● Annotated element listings
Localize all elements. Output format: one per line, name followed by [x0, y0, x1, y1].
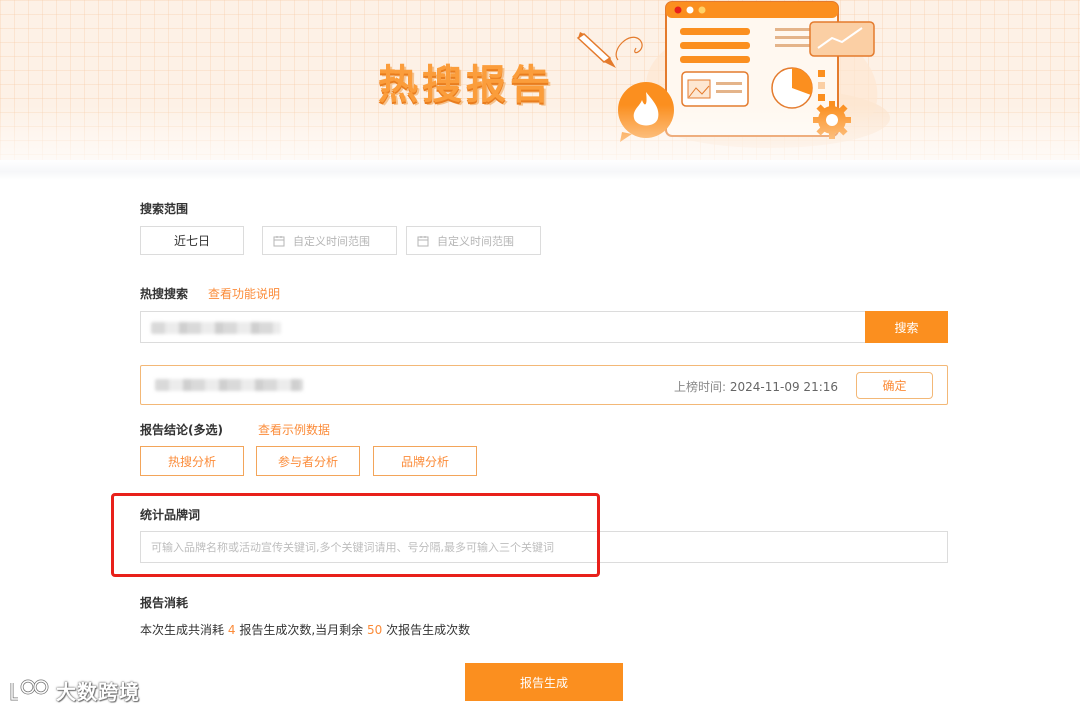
option-brand-analysis[interactable]: 品牌分析	[373, 446, 477, 476]
calendar-icon	[417, 235, 429, 246]
hot-search-label: 热搜搜索	[140, 287, 189, 301]
brand-words-label: 统计品牌词	[140, 508, 201, 522]
consumption-text: 本次生成共消耗 4 报告生成次数,当月剩余 50 次报告生成次数	[140, 621, 470, 638]
start-date-input[interactable]: 自定义时间范围	[262, 226, 397, 255]
calendar-icon	[273, 235, 285, 246]
header-banner: 热搜报告	[0, 0, 1080, 165]
search-button[interactable]: 搜索	[865, 311, 948, 343]
watermark-logo-icon	[10, 679, 49, 700]
confirm-button[interactable]: 确定	[856, 372, 933, 399]
start-date-placeholder: 自定义时间范围	[293, 234, 370, 248]
report-consumption-label: 报告消耗	[140, 596, 189, 610]
watermark-text: 大数跨境	[56, 680, 140, 704]
preset-7days-button[interactable]: 近七日	[140, 226, 244, 255]
blurred-query	[151, 322, 281, 334]
end-date-placeholder: 自定义时间范围	[437, 234, 514, 248]
generate-report-button[interactable]: 报告生成	[465, 663, 623, 701]
hot-search-input[interactable]	[140, 311, 866, 343]
report-conclusion-label: 报告结论(多选)	[140, 423, 223, 437]
consume-suffix: 次报告生成次数	[386, 623, 471, 637]
hot-search-result[interactable]: 上榜时间: 2024-11-09 21:16 确定	[140, 365, 948, 405]
consume-middle: 报告生成次数,当月剩余	[239, 623, 364, 637]
example-data-link[interactable]: 查看示例数据	[258, 421, 330, 438]
page-title: 热搜报告	[378, 62, 554, 108]
remaining-count: 50	[366, 623, 383, 637]
option-participant-analysis[interactable]: 参与者分析	[256, 446, 360, 476]
consume-count: 4	[227, 623, 236, 637]
option-hot-search-analysis[interactable]: 热搜分析	[140, 446, 244, 476]
brand-words-input[interactable]	[140, 531, 948, 563]
watermark: 大数跨境	[8, 676, 140, 705]
feature-help-link[interactable]: 查看功能说明	[208, 285, 280, 302]
search-range-label: 搜索范围	[140, 202, 189, 216]
consume-prefix: 本次生成共消耗	[140, 623, 225, 637]
end-date-input[interactable]: 自定义时间范围	[406, 226, 541, 255]
ranking-time: 上榜时间: 2024-11-09 21:16	[674, 378, 838, 395]
ranking-time-label: 上榜时间:	[674, 380, 727, 394]
blurred-result-title	[155, 379, 303, 391]
ranking-time-value: 2024-11-09 21:16	[729, 380, 839, 394]
pencil-icon	[576, 32, 616, 68]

● WORK TO COMPLETE
Rewrite the listing from the line with "446, 477, 476]" through the line with "372, 933, 399]", changing every "calendar-icon" to "date-picker-icon" and leaving everything else the same.

● ANSWER TO THIS TASK
option-brand-analysis[interactable]: 品牌分析	[373, 446, 477, 476]
date-picker-icon	[417, 235, 429, 246]
hot-search-label: 热搜搜索	[140, 287, 189, 301]
brand-words-label: 统计品牌词	[140, 508, 201, 522]
consumption-text: 本次生成共消耗 4 报告生成次数,当月剩余 50 次报告生成次数	[140, 621, 470, 638]
start-date-input[interactable]: 自定义时间范围	[262, 226, 397, 255]
date-picker-icon	[273, 235, 285, 246]
header-banner: 热搜报告	[0, 0, 1080, 165]
search-button[interactable]: 搜索	[865, 311, 948, 343]
watermark-logo-icon	[10, 679, 49, 700]
confirm-button[interactable]: 确定	[856, 372, 933, 399]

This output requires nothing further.